Exercise data:
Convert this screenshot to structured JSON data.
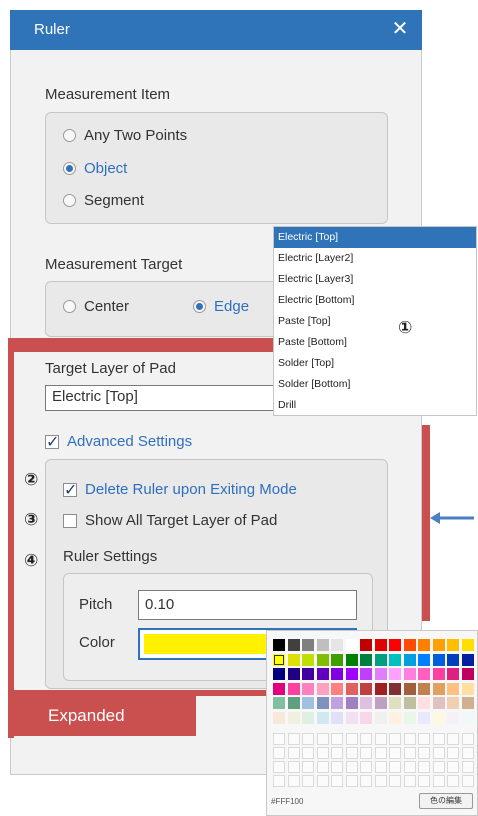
{
  "window": {
    "title": "Ruler"
  },
  "measurement_item": {
    "label": "Measurement Item",
    "options": [
      "Any Two Points",
      "Object",
      "Segment"
    ],
    "selected": "Object"
  },
  "measurement_target": {
    "label": "Measurement Target",
    "options": [
      "Center",
      "Edge"
    ],
    "selected": "Edge"
  },
  "target_layer": {
    "label": "Target Layer of Pad",
    "value": "Electric [Top]",
    "dropdown_options": [
      "Electric [Top]",
      "Electric [Layer2]",
      "Electric [Layer3]",
      "Electric [Bottom]",
      "Paste [Top]",
      "Paste [Bottom]",
      "Solder [Top]",
      "Solder [Bottom]",
      "Drill"
    ],
    "selected": "Electric [Top]"
  },
  "advanced": {
    "label": "Advanced Settings",
    "checked": true,
    "delete_ruler": {
      "label": "Delete Ruler upon Exiting Mode",
      "checked": true
    },
    "show_all": {
      "label": "Show All Target Layer of Pad",
      "checked": false
    },
    "ruler_settings": {
      "label": "Ruler Settings",
      "pitch_label": "Pitch",
      "pitch_value": "0.10",
      "color_label": "Color",
      "color_value": "#FFF100"
    }
  },
  "annotations": {
    "n1": "①",
    "n2": "②",
    "n3": "③",
    "n4": "④",
    "expanded": "Expanded"
  },
  "palette": {
    "hex_readout": "#FFF100",
    "edit_button": "色の編集",
    "rows": [
      [
        "#000000",
        "#404040",
        "#7f7f7f",
        "#bfbfbf",
        "#e5e5e5",
        "#ffffff",
        "#c00000",
        "#e00000",
        "#ff0000",
        "#ff4b00",
        "#ff7f00",
        "#ff9f00",
        "#ffbf00",
        "#ffdf00"
      ],
      [
        "#ffff00",
        "#e0e000",
        "#bfdf00",
        "#7fbf00",
        "#3f9f00",
        "#007f00",
        "#00803f",
        "#009f7f",
        "#00bfbf",
        "#00a0e0",
        "#0080ff",
        "#005fdf",
        "#0040bf",
        "#00209f"
      ],
      [
        "#00007f",
        "#20007f",
        "#40009f",
        "#6000bf",
        "#8000df",
        "#a000ff",
        "#bf3fff",
        "#df7fff",
        "#ff9fff",
        "#ff7fdf",
        "#ff5fbf",
        "#ff3f9f",
        "#df207f",
        "#bf005f"
      ],
      [
        "#e0007f",
        "#ff409f",
        "#ff80bf",
        "#ffa0c0",
        "#ff8080",
        "#e06060",
        "#c04040",
        "#a02020",
        "#803030",
        "#a06040",
        "#c08050",
        "#e0a060",
        "#ffc080",
        "#ffe0a0"
      ],
      [
        "#80c0a0",
        "#60a080",
        "#a0c0e0",
        "#8090c0",
        "#c0a0e0",
        "#a080c0",
        "#e0c0e0",
        "#c0a0c0",
        "#e0e0c0",
        "#c0c0a0",
        "#ffe0e0",
        "#e0c0c0",
        "#f0d0b0",
        "#d0b090"
      ],
      [
        "#f8e8d8",
        "#f0f0e0",
        "#e0f0e0",
        "#d0e8f0",
        "#e0e0f8",
        "#f0e0f0",
        "#f8d8e8",
        "#f0f0f0",
        "#fff0e0",
        "#e8f8e8",
        "#e8e8ff",
        "#fff8e0",
        "#f8f0f8",
        "#f0f8f8"
      ]
    ],
    "selected_color": "#ffff00"
  },
  "colors": {
    "title_bar": "#2f73b9",
    "accent": "#2f6fbf",
    "annotation_frame": "#c9504e",
    "arrow": "#4a7fc1"
  }
}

Task objective: Go through the entries and return each line where the word "Bottom" appears.

Task response:
      "Electric [Bottom]",
      "Paste [Bottom]",
      "Solder [Bottom]",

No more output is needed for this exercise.